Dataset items
☆ ☆ ☆ ☆

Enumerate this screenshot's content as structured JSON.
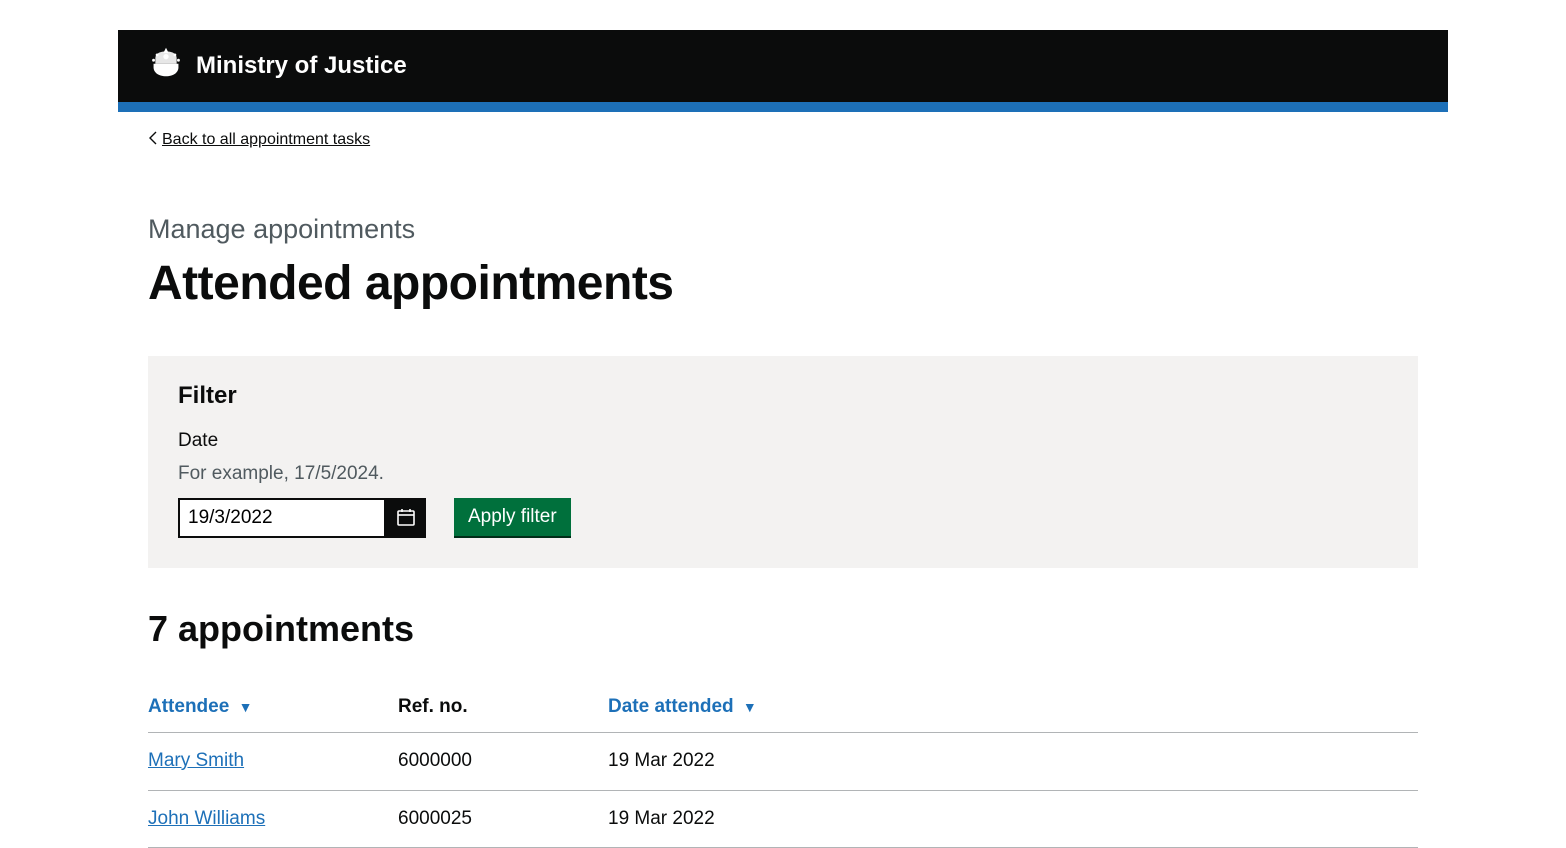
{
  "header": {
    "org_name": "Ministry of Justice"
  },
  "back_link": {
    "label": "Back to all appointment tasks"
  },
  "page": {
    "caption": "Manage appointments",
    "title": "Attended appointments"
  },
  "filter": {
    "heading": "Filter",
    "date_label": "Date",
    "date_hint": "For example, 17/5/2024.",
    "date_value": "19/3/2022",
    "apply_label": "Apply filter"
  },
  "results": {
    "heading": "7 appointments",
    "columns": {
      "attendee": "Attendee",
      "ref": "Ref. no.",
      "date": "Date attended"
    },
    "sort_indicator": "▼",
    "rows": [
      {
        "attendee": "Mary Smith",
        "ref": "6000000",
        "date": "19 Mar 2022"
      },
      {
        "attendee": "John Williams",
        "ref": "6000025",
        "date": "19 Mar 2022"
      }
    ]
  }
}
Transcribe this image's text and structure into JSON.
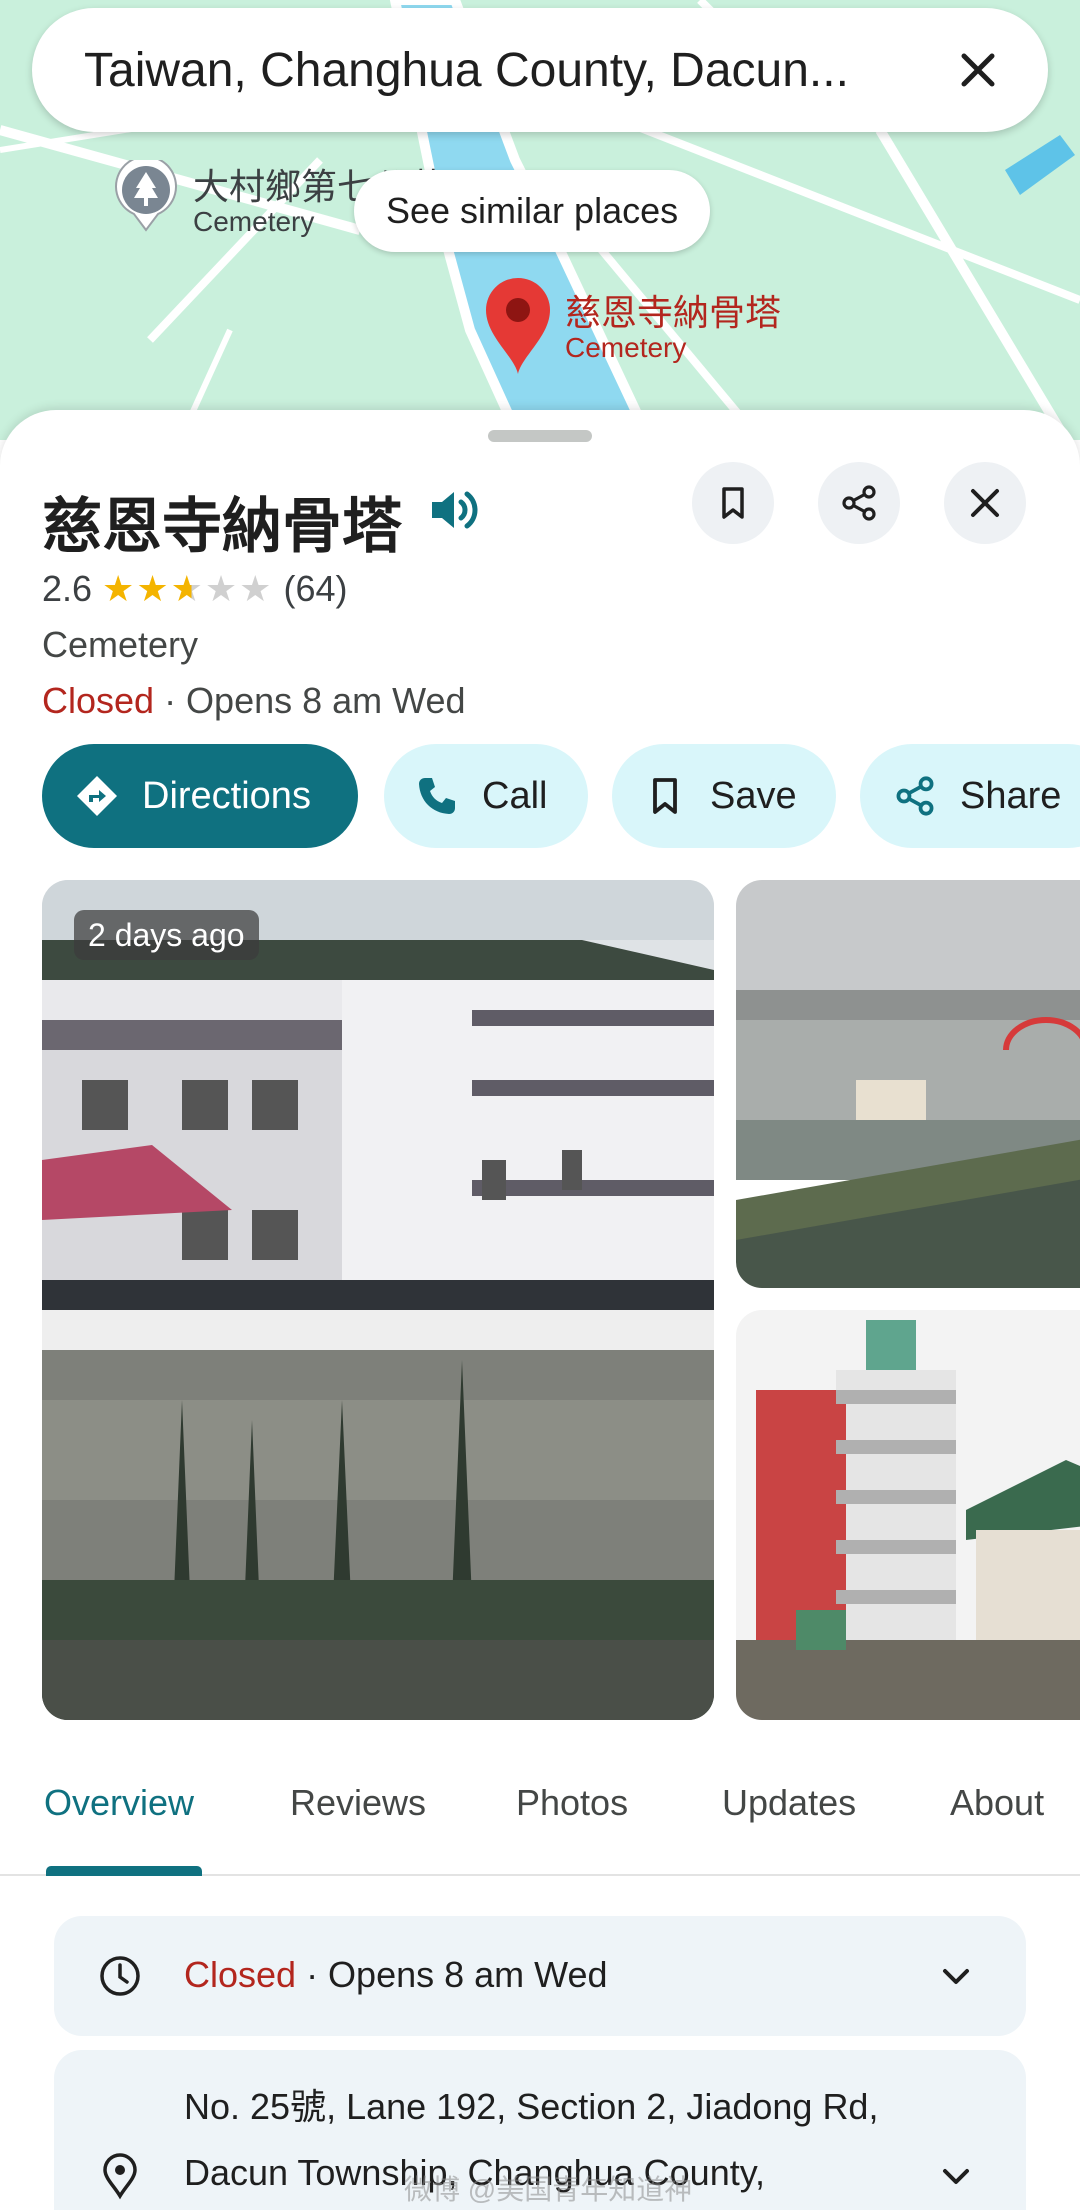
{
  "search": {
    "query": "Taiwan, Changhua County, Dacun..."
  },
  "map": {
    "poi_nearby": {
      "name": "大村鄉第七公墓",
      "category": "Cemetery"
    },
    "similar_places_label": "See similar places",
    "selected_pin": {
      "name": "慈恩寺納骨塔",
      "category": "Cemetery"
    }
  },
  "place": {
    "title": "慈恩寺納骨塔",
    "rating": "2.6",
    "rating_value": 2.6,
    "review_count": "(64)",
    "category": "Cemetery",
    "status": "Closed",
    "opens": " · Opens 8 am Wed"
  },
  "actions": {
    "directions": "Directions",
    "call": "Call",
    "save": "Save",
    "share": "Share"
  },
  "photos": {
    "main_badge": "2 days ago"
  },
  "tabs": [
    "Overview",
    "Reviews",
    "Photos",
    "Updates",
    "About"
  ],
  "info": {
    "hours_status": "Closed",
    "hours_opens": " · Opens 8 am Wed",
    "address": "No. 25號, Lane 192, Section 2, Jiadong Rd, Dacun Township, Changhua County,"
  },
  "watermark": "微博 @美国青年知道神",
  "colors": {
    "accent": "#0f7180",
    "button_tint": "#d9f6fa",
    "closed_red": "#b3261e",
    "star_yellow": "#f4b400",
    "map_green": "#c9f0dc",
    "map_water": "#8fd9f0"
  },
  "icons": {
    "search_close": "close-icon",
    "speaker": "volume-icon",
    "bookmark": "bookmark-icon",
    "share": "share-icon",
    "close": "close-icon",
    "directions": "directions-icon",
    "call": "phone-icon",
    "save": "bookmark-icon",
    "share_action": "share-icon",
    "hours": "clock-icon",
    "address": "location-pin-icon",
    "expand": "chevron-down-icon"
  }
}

☆ ☆ ☆ ☆

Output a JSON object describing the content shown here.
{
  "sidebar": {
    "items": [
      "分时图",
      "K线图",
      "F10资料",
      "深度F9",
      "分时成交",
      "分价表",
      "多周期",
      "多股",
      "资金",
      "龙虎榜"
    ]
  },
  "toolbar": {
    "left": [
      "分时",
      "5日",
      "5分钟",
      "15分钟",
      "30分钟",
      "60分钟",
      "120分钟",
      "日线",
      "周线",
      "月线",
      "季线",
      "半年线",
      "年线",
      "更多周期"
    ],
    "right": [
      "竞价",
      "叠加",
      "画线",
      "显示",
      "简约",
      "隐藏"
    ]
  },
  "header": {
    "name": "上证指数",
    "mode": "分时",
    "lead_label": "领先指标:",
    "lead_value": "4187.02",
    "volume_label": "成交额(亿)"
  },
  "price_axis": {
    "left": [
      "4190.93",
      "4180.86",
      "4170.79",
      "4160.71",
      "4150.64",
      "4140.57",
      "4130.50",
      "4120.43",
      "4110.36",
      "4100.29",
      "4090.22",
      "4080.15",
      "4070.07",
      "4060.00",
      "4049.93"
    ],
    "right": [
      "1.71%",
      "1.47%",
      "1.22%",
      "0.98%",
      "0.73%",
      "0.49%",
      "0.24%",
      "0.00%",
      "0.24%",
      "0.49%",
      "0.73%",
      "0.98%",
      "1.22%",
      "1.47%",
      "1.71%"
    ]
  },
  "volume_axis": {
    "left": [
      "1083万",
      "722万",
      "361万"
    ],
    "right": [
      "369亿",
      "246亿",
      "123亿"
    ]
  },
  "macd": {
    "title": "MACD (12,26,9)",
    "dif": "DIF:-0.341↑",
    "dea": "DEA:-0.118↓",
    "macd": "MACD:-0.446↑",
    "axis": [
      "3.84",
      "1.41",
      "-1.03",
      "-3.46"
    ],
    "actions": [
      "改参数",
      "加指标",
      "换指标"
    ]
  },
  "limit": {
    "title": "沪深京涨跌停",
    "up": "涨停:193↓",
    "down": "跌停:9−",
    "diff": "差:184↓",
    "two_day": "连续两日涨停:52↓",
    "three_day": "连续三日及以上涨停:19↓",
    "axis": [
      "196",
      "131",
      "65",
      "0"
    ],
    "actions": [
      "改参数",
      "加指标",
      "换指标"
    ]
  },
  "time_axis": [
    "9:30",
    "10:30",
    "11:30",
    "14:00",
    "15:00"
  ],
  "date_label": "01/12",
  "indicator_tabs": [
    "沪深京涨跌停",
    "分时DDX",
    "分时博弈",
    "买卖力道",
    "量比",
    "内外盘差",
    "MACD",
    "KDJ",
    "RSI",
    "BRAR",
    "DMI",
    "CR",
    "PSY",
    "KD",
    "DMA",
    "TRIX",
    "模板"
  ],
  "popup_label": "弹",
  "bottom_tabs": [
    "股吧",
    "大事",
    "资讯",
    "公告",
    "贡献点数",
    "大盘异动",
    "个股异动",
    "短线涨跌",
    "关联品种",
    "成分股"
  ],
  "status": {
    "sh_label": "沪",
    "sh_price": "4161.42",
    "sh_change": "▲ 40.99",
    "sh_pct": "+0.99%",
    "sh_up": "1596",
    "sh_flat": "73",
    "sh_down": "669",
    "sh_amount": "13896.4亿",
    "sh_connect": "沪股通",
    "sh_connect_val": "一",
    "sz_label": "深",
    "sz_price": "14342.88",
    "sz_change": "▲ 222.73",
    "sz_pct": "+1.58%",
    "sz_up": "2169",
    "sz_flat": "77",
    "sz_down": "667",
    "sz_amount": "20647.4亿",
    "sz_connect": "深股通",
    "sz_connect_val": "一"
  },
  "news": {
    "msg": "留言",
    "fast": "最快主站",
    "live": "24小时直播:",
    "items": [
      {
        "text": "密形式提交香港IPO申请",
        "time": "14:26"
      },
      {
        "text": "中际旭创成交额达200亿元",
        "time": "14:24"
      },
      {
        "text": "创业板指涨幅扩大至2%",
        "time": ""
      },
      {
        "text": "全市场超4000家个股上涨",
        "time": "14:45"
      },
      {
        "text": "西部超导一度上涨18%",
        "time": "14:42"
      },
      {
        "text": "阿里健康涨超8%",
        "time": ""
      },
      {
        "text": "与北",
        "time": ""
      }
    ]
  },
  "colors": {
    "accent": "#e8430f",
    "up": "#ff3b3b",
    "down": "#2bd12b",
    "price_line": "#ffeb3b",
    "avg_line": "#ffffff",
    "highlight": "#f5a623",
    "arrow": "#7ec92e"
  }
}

☆ ☆ ☆ ☆

Problem
Go through the listing above and return every line where the word "share" occurs.

The reply
    "share": "Share"
    "share": "share-icon",
    "share_action": "share-icon",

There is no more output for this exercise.